Problem to solve> Transcribe every entry word for word. Skip the pictures.

[Items from a dataset]
......

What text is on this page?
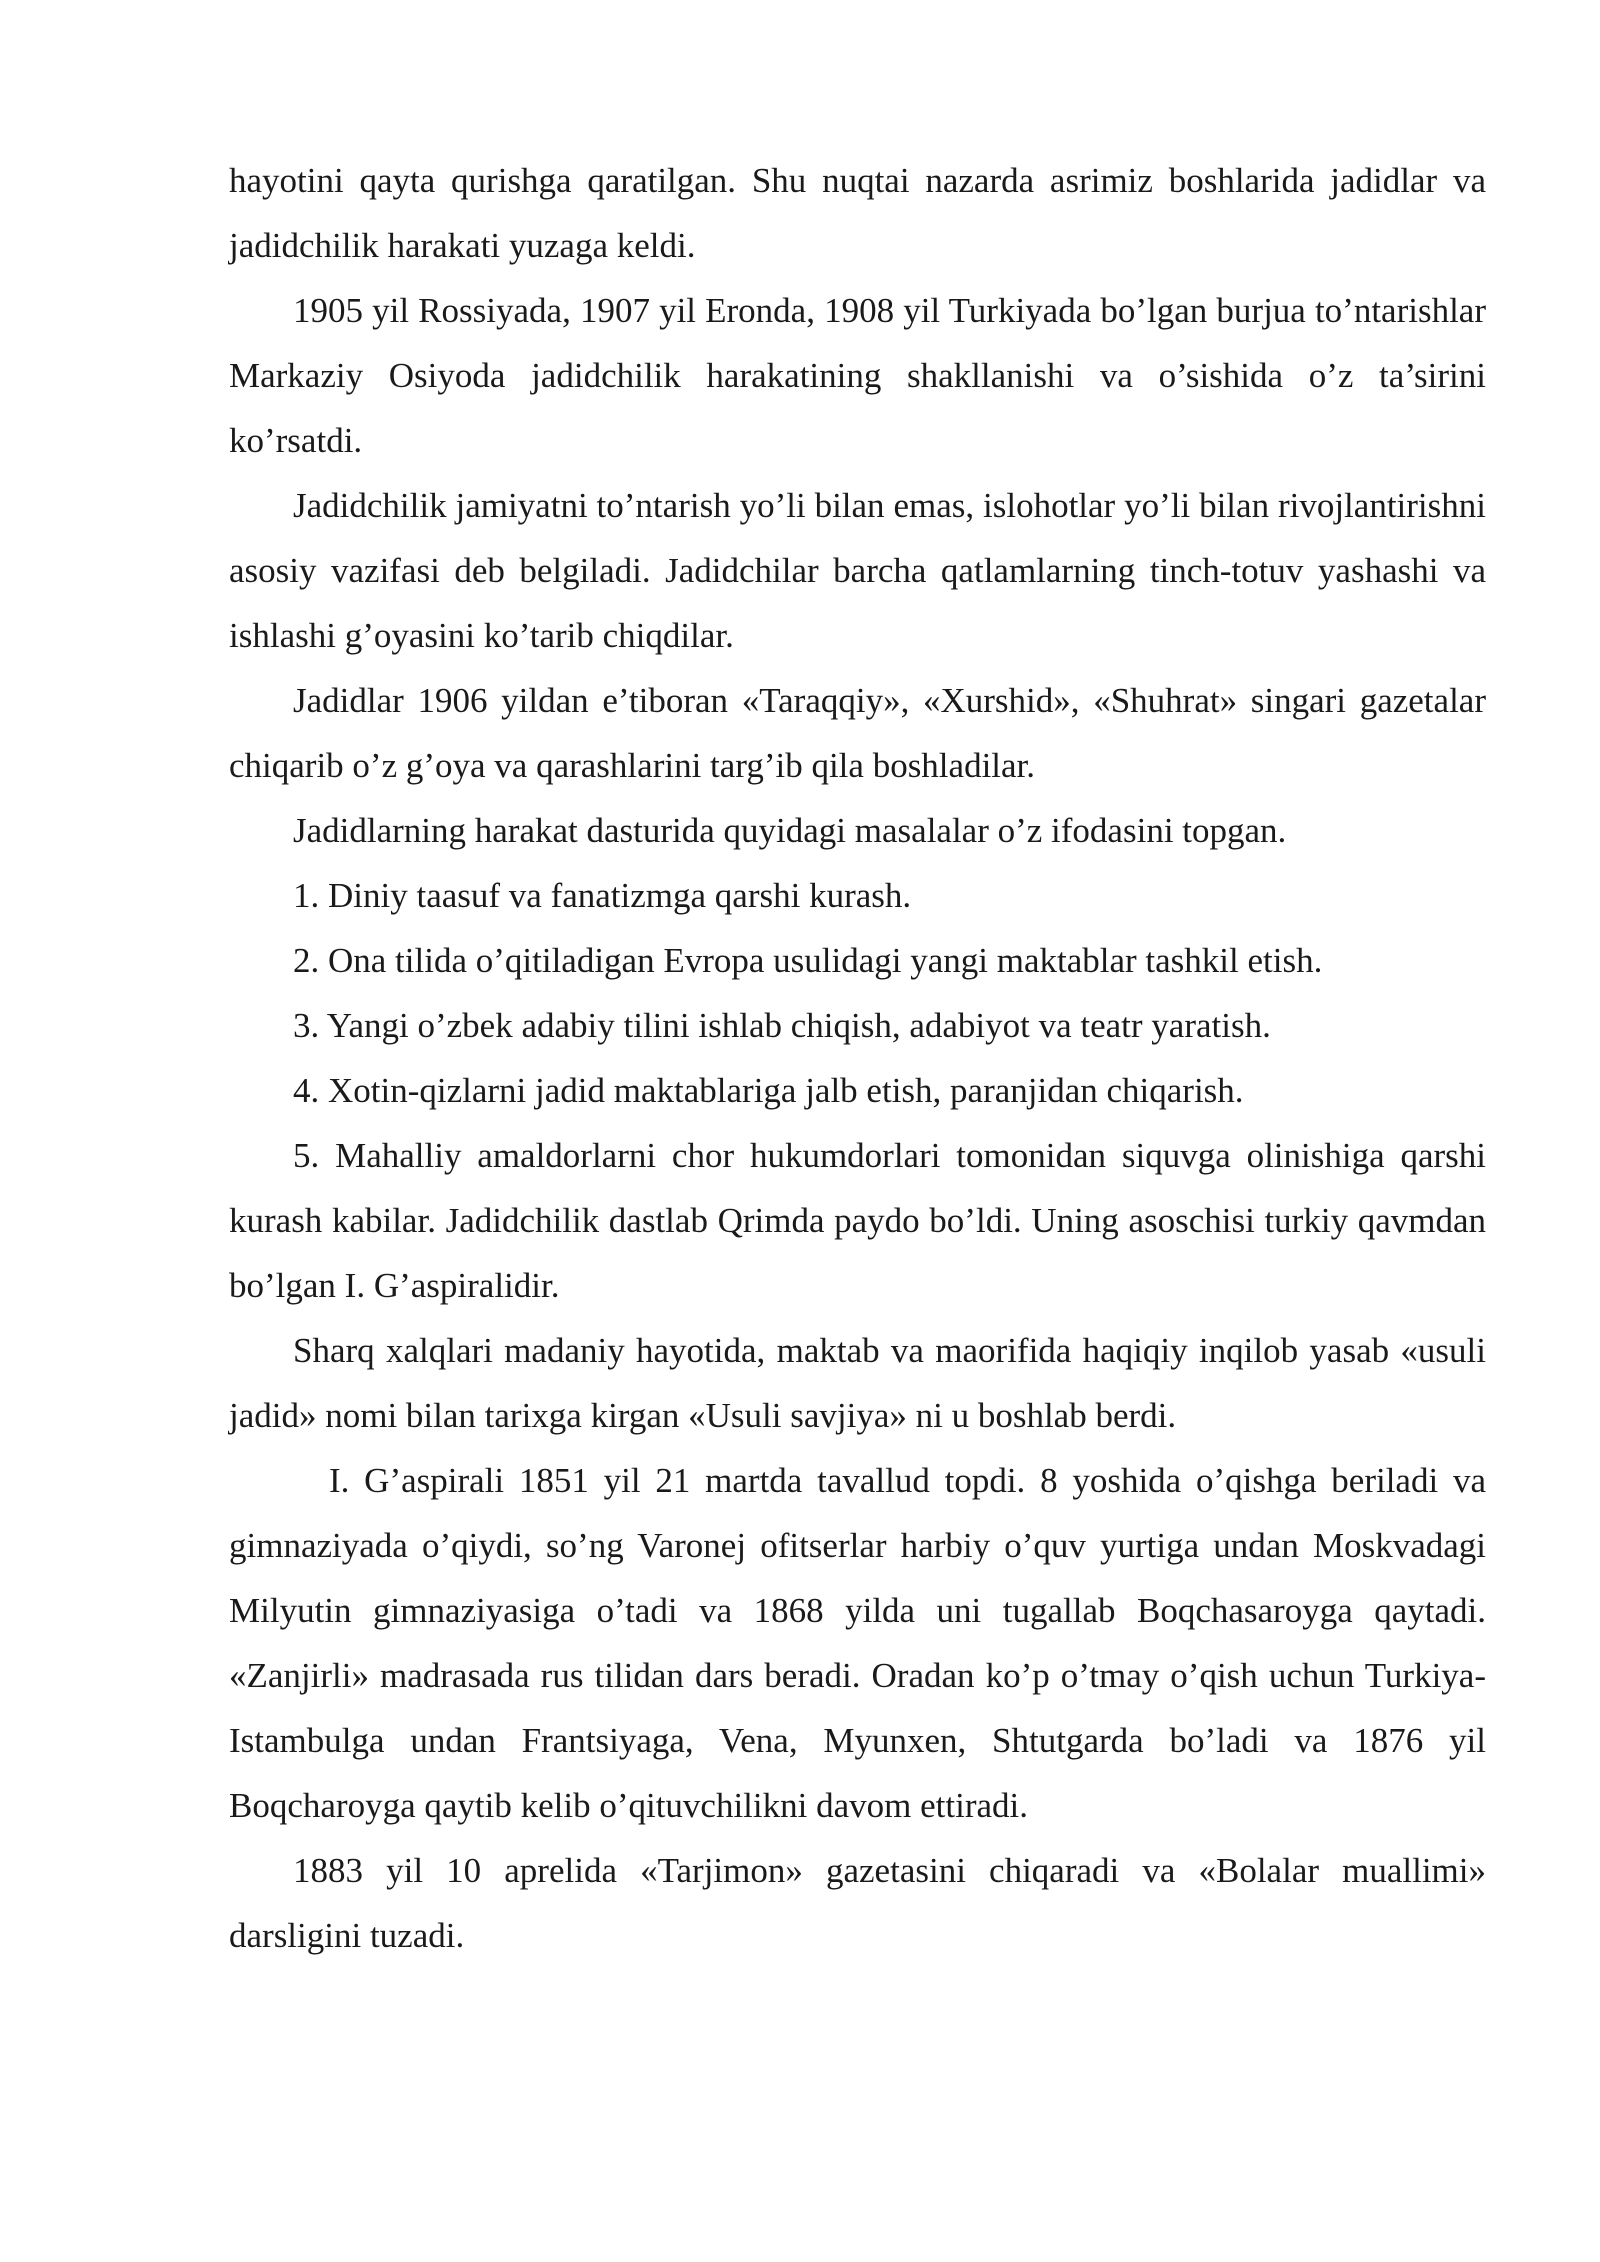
hayotini qayta qurishga qaratilgan. Shu nuqtai nazarda asrimiz boshlarida jadidlar va jadidchilik harakati yuzaga keldi.

1905 yil Rossiyada, 1907 yil Eronda, 1908 yil Turkiyada bo’lgan burjua to’ntarishlar Markaziy Osiyoda jadidchilik harakatining shakllanishi va o’sishida o’z ta’sirini ko’rsatdi.

Jadidchilik jamiyatni to’ntarish yo’li bilan emas, islohotlar yo’li bilan rivojlantirishni asosiy vazifasi deb belgiladi. Jadidchilar barcha qatlamlarning tinch-totuv yashashi va ishlashi g’oyasini ko’tarib chiqdilar.

Jadidlar 1906 yildan e’tiboran «Taraqqiy», «Xurshid», «Shuhrat» singari gazetalar chiqarib o’z g’oya va qarashlarini targ’ib qila boshladilar.

Jadidlarning harakat dasturida quyidagi masalalar o’z ifodasini topgan.

1. Diniy taasuf va fanatizmga qarshi kurash.

2. Ona tilida o’qitiladigan Evropa usulidagi yangi maktablar tashkil etish.

3. Yangi o’zbek adabiy tilini ishlab chiqish, adabiyot va teatr yaratish.

4. Xotin-qizlarni jadid maktablariga jalb etish, paranjidan chiqarish.

5. Mahalliy amaldorlarni chor hukumdorlari tomonidan siquvga olinishiga qarshi kurash kabilar. Jadidchilik dastlab Qrimda paydo bo’ldi. Uning asoschisi turkiy qavmdan bo’lgan I. G’aspiralidir.

Sharq xalqlari madaniy hayotida, maktab va maorifida haqiqiy inqilob yasab «usuli jadid» nomi bilan tarixga kirgan «Usuli savjiya» ni u boshlab berdi.

I. G’aspirali 1851 yil 21 martda tavallud topdi. 8 yoshida o’qishga beriladi va gimnaziyada o’qiydi, so’ng Varonej ofitserlar harbiy o’quv yurtiga undan Moskvadagi Milyutin gimnaziyasiga o’tadi va 1868 yilda uni tugallab Boqchasaroyga qaytadi. «Zanjirli» madrasada rus tilidan dars beradi. Oradan ko’p o’tmay o’qish uchun Turkiya-Istambulga undan Frantsiyaga, Vena, Myunxen, Shtutgarda bo’ladi va 1876 yil Boqcharoyga qaytib kelib o’qituvchilikni davom ettiradi.

1883 yil 10 aprelida «Tarjimon» gazetasini chiqaradi va «Bolalar muallimi» darsligini tuzadi.
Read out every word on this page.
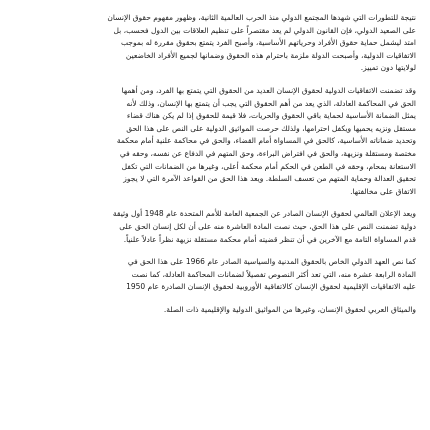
نتيجة للتطورات التي شهدها المجتمع الدولي منذ الحرب العالمية الثانية، وظهور مفهوم حقوق الإنسان
على الصعيد الدولي، فإن القانون الدولي لم يعد مقتصراً على تنظيم العلاقات بين الدول فحسب، بل
امتد ليشمل حماية حقوق الأفراد وحرياتهم الأساسية، وأصبح الفرد يتمتع بحقوق مقررة له بموجب
الاتفاقيات الدولية، وأصبحت الدولة ملزمة باحترام هذه الحقوق وضمانها لجميع الأفراد الخاضعين
لولايتها دون تمييز.
وقد تضمنت الاتفاقيات الدولية لحقوق الإنسان العديد من الحقوق التي يتمتع بها الفرد، ومن أهمها
الحق في المحاكمة العادلة، الذي يعد من أهم الحقوق التي يجب أن يتمتع بها الإنسان، وذلك لأنه
يمثل الضمانة الأساسية لحماية باقي الحقوق والحريات، فلا قيمة للحقوق إذا لم يكن هناك قضاء
مستقل ونزيه يحميها ويكفل احترامها، ولذلك حرصت المواثيق الدولية على النص على هذا الحق
وتحديد ضماناته الأساسية، كالحق في المساواة أمام القضاء، والحق في محاكمة علنية أمام محكمة
مختصة ومستقلة ونزيهة، والحق في افتراض البراءة، وحق المتهم في الدفاع عن نفسه، وحقه في
الاستعانة بمحام، وحقه في الطعن في الحكم أمام محكمة أعلى، وغيرها من الضمانات التي تكفل
تحقيق العدالة وحماية المتهم من تعسف السلطة. ويعد هذا الحق من القواعد الآمرة التي لا يجوز
الاتفاق على مخالفتها.
ويعد الإعلان العالمي لحقوق الإنسان الصادر عن الجمعية العامة للأمم المتحدة عام 1948 أول وثيقة
دولية تضمنت النص على هذا الحق، حيث نصت المادة العاشرة منه على أن لكل إنسان الحق على
قدم المساواة التامة مع الآخرين في أن تنظر قضيته أمام محكمة مستقلة نزيهة نظراً عادلاً علنياً.
كما نص العهد الدولي الخاص بالحقوق المدنية والسياسية الصادر عام 1966 على هذا الحق في
المادة الرابعة عشرة منه، التي تعد أكثر النصوص تفصيلاً لضمانات المحاكمة العادلة، كما نصت
عليه الاتفاقيات الإقليمية لحقوق الإنسان كالاتفاقية الأوروبية لحقوق الإنسان الصادرة عام 1950
والميثاق العربي لحقوق الإنسان، وغيرها من المواثيق الدولية والإقليمية ذات الصلة.
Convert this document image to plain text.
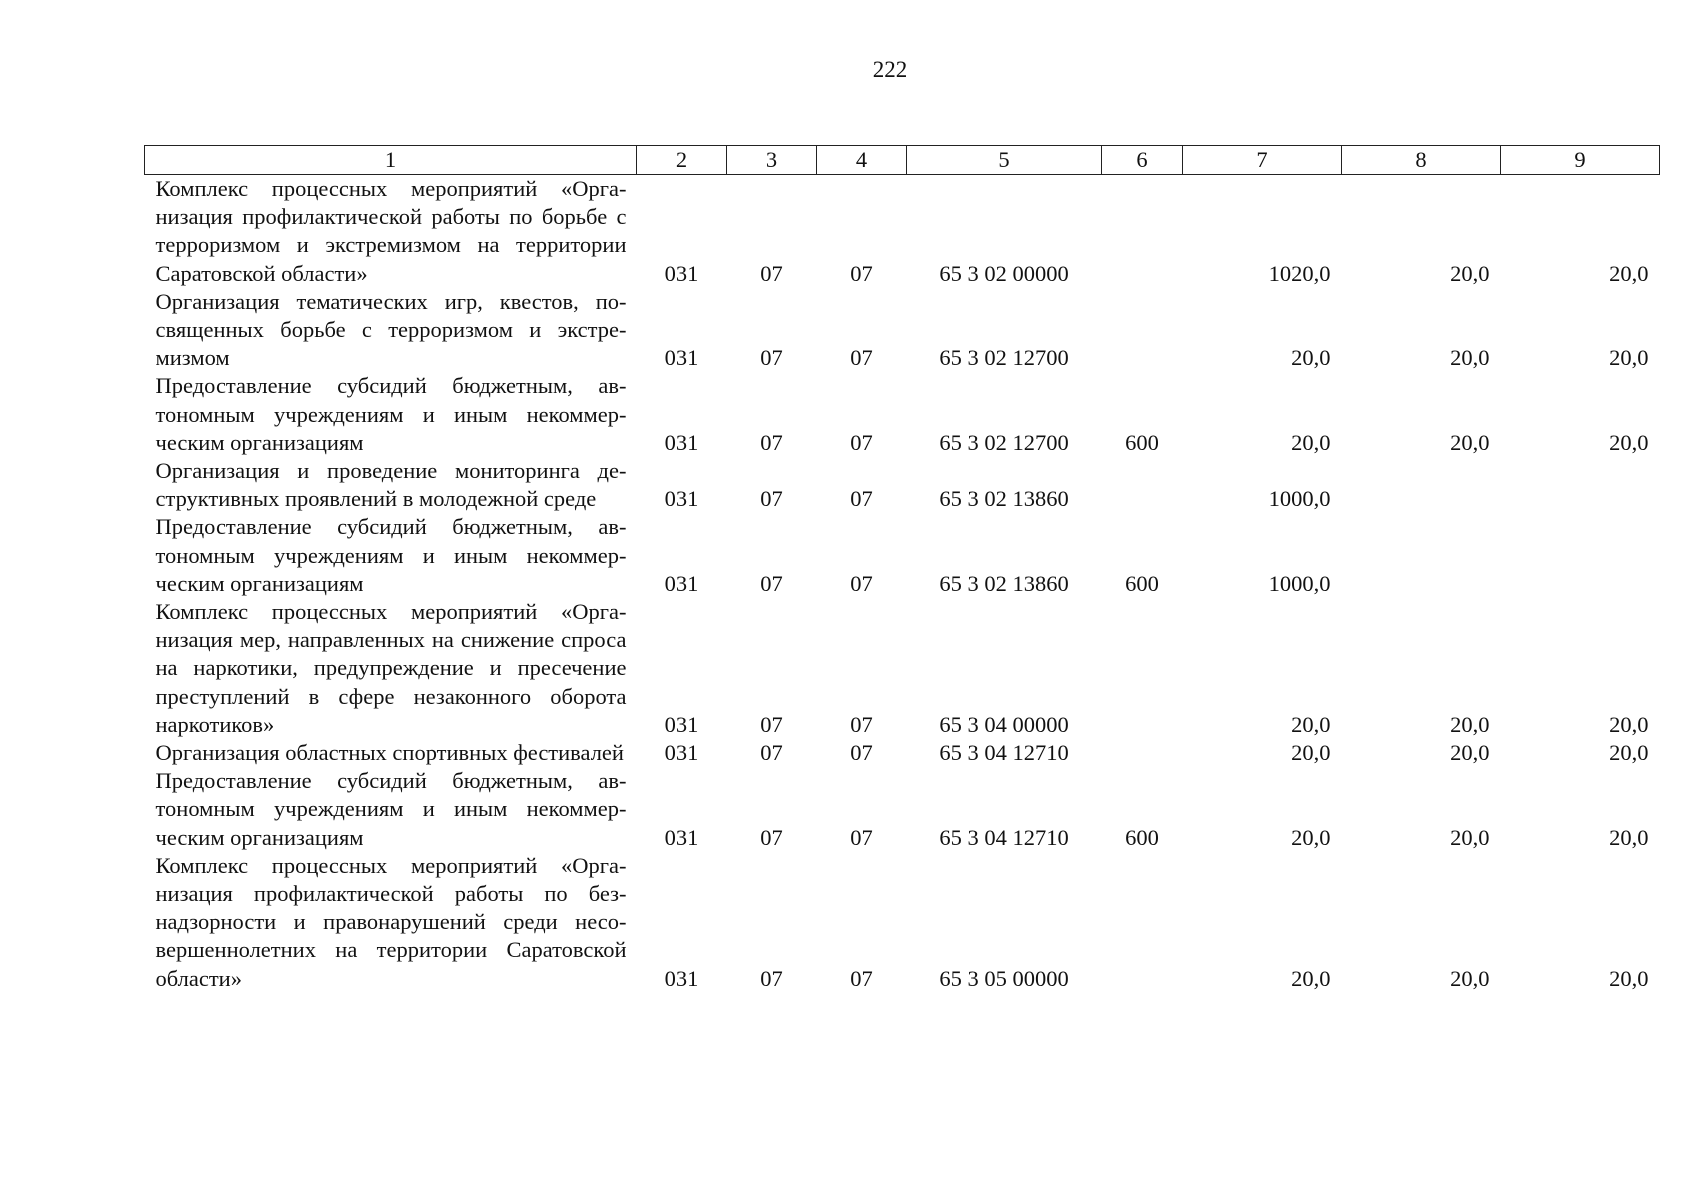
222
1	2	3	4	5	6	7	8	9
Комплекс процессных мероприятий «Организация профилактической работы по борьбе с терроризмом и экстремизмом на территории Саратовской области»	031	07	07	65 3 02 00000		1020,0	20,0	20,0
Организация тематических игр, квестов, посвященных борьбе с терроризмом и экстремизмом	031	07	07	65 3 02 12700		20,0	20,0	20,0
Предоставление субсидий бюджетным, автономным учреждениям и иным некоммерческим организациям	031	07	07	65 3 02 12700	600	20,0	20,0	20,0
Организация и проведение мониторинга деструктивных проявлений в молодежной среде	031	07	07	65 3 02 13860		1000,0		
Предоставление субсидий бюджетным, автономным учреждениям и иным некоммерческим организациям	031	07	07	65 3 02 13860	600	1000,0		
Комплекс процессных мероприятий «Организация мер, направленных на снижение спроса на наркотики, предупреждение и пресечение преступлений в сфере незаконного оборота наркотиков»	031	07	07	65 3 04 00000		20,0	20,0	20,0
Организация областных спортивных фестивалей	031	07	07	65 3 04 12710		20,0	20,0	20,0
Предоставление субсидий бюджетным, автономным учреждениям и иным некоммерческим организациям	031	07	07	65 3 04 12710	600	20,0	20,0	20,0
Комплекс процессных мероприятий «Организация профилактической работы по безнадзорности и правонарушений среди несовершеннолетних на территории Саратовской области»	031	07	07	65 3 05 00000		20,0	20,0	20,0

......

Correct output>
What text is on this page?
hayotini qayta qurishga qaratilgan. Shu nuqtai nazarda asrimiz boshlarida jadidlar va jadidchilik harakati yuzaga keldi.

1905 yil Rossiyada, 1907 yil Eronda, 1908 yil Turkiyada bo’lgan burjua to’ntarishlar Markaziy Osiyoda jadidchilik harakatining shakllanishi va o’sishida o’z ta’sirini ko’rsatdi.

Jadidchilik jamiyatni to’ntarish yo’li bilan emas, islohotlar yo’li bilan rivojlantirishni asosiy vazifasi deb belgiladi. Jadidchilar barcha qatlamlarning tinch-totuv yashashi va ishlashi g’oyasini ko’tarib chiqdilar.

Jadidlar 1906 yildan e’tiboran «Taraqqiy», «Xurshid», «Shuhrat» singari gazetalar chiqarib o’z g’oya va qarashlarini targ’ib qila boshladilar.

Jadidlarning harakat dasturida quyidagi masalalar o’z ifodasini topgan.

1. Diniy taasuf va fanatizmga qarshi kurash.

2. Ona tilida o’qitiladigan Evropa usulidagi yangi maktablar tashkil etish.

3. Yangi o’zbek adabiy tilini ishlab chiqish, adabiyot va teatr yaratish.

4. Xotin-qizlarni jadid maktablariga jalb etish, paranjidan chiqarish.

5. Mahalliy amaldorlarni chor hukumdorlari tomonidan siquvga olinishiga qarshi kurash kabilar. Jadidchilik dastlab Qrimda paydo bo’ldi. Uning asoschisi turkiy qavmdan bo’lgan I. G’aspiralidir.

Sharq xalqlari madaniy hayotida, maktab va maorifida haqiqiy inqilob yasab «usuli jadid» nomi bilan tarixga kirgan «Usuli savjiya» ni u boshlab berdi.

I. G’aspirali 1851 yil 21 martda tavallud topdi. 8 yoshida o’qishga beriladi va gimnaziyada o’qiydi, so’ng Varonej ofitserlar harbiy o’quv yurtiga undan Moskvadagi Milyutin gimnaziyasiga o’tadi va 1868 yilda uni tugallab Boqchasaroyga qaytadi. «Zanjirli» madrasada rus tilidan dars beradi. Oradan ko’p o’tmay o’qish uchun Turkiya-Istambulga undan Frantsiyaga, Vena, Myunxen, Shtutgarda bo’ladi va 1876 yil Boqcharoyga qaytib kelib o’qituvchilikni davom ettiradi.

1883 yil 10 aprelida «Tarjimon» gazetasini chiqaradi va «Bolalar muallimi» darsligini tuzadi.
Read out every word on this page.
نتيجة للتطورات التي شهدها المجتمع الدولي منذ الحرب العالمية الثانية، وظهور مفهوم حقوق الإنسان
على الصعيد الدولي، فإن القانون الدولي لم يعد مقتصراً على تنظيم العلاقات بين الدول فحسب، بل
امتد ليشمل حماية حقوق الأفراد وحرياتهم الأساسية، وأصبح الفرد يتمتع بحقوق مقررة له بموجب
الاتفاقيات الدولية، وأصبحت الدولة ملزمة باحترام هذه الحقوق وضمانها لجميع الأفراد الخاضعين
لولايتها دون تمييز.
وقد تضمنت الاتفاقيات الدولية لحقوق الإنسان العديد من الحقوق التي يتمتع بها الفرد، ومن أهمها
الحق في المحاكمة العادلة، الذي يعد من أهم الحقوق التي يجب أن يتمتع بها الإنسان، وذلك لأنه
يمثل الضمانة الأساسية لحماية باقي الحقوق والحريات، فلا قيمة للحقوق إذا لم يكن هناك قضاء
مستقل ونزيه يحميها ويكفل احترامها، ولذلك حرصت المواثيق الدولية على النص على هذا الحق
وتحديد ضماناته الأساسية، كالحق في المساواة أمام القضاء، والحق في محاكمة علنية أمام محكمة
مختصة ومستقلة ونزيهة، والحق في افتراض البراءة، وحق المتهم في الدفاع عن نفسه، وحقه في
الاستعانة بمحام، وحقه في الطعن في الحكم أمام محكمة أعلى، وغيرها من الضمانات التي تكفل
تحقيق العدالة وحماية المتهم من تعسف السلطة. ويعد هذا الحق من القواعد الآمرة التي لا يجوز
الاتفاق على مخالفتها.
ويعد الإعلان العالمي لحقوق الإنسان الصادر عن الجمعية العامة للأمم المتحدة عام 1948 أول وثيقة
دولية تضمنت النص على هذا الحق، حيث نصت المادة العاشرة منه على أن لكل إنسان الحق على
قدم المساواة التامة مع الآخرين في أن تنظر قضيته أمام محكمة مستقلة نزيهة نظراً عادلاً علنياً.
كما نص العهد الدولي الخاص بالحقوق المدنية والسياسية الصادر عام 1966 على هذا الحق في
المادة الرابعة عشرة منه، التي تعد أكثر النصوص تفصيلاً لضمانات المحاكمة العادلة، كما نصت
عليه الاتفاقيات الإقليمية لحقوق الإنسان كالاتفاقية الأوروبية لحقوق الإنسان الصادرة عام 1950
والميثاق العربي لحقوق الإنسان، وغيرها من المواثيق الدولية والإقليمية ذات الصلة.
Convert this document image to plain text.
222
1	2	3	4	5	6	7	8	9
Комплекс процессных мероприятий «Организация профилактической работы по борьбе с терроризмом и экстремизмом на территории Саратовской области»	031	07	07	65 3 02 00000		1020,0	20,0	20,0
Организация тематических игр, квестов, посвященных борьбе с терроризмом и экстремизмом	031	07	07	65 3 02 12700		20,0	20,0	20,0
Предоставление субсидий бюджетным, автономным учреждениям и иным некоммерческим организациям	031	07	07	65 3 02 12700	600	20,0	20,0	20,0
Организация и проведение мониторинга деструктивных проявлений в молодежной среде	031	07	07	65 3 02 13860		1000,0		
Предоставление субсидий бюджетным, автономным учреждениям и иным некоммерческим организациям	031	07	07	65 3 02 13860	600	1000,0		
Комплекс процессных мероприятий «Организация мер, направленных на снижение спроса на наркотики, предупреждение и пресечение преступлений в сфере незаконного оборота наркотиков»	031	07	07	65 3 04 00000		20,0	20,0	20,0
Организация областных спортивных фестивалей	031	07	07	65 3 04 12710		20,0	20,0	20,0
Предоставление субсидий бюджетным, автономным учреждениям и иным некоммерческим организациям	031	07	07	65 3 04 12710	600	20,0	20,0	20,0
Комплекс процессных мероприятий «Организация профилактической работы по безнадзорности и правонарушений среди несовершеннолетних на территории Саратовской области»	031	07	07	65 3 05 00000		20,0	20,0	20,0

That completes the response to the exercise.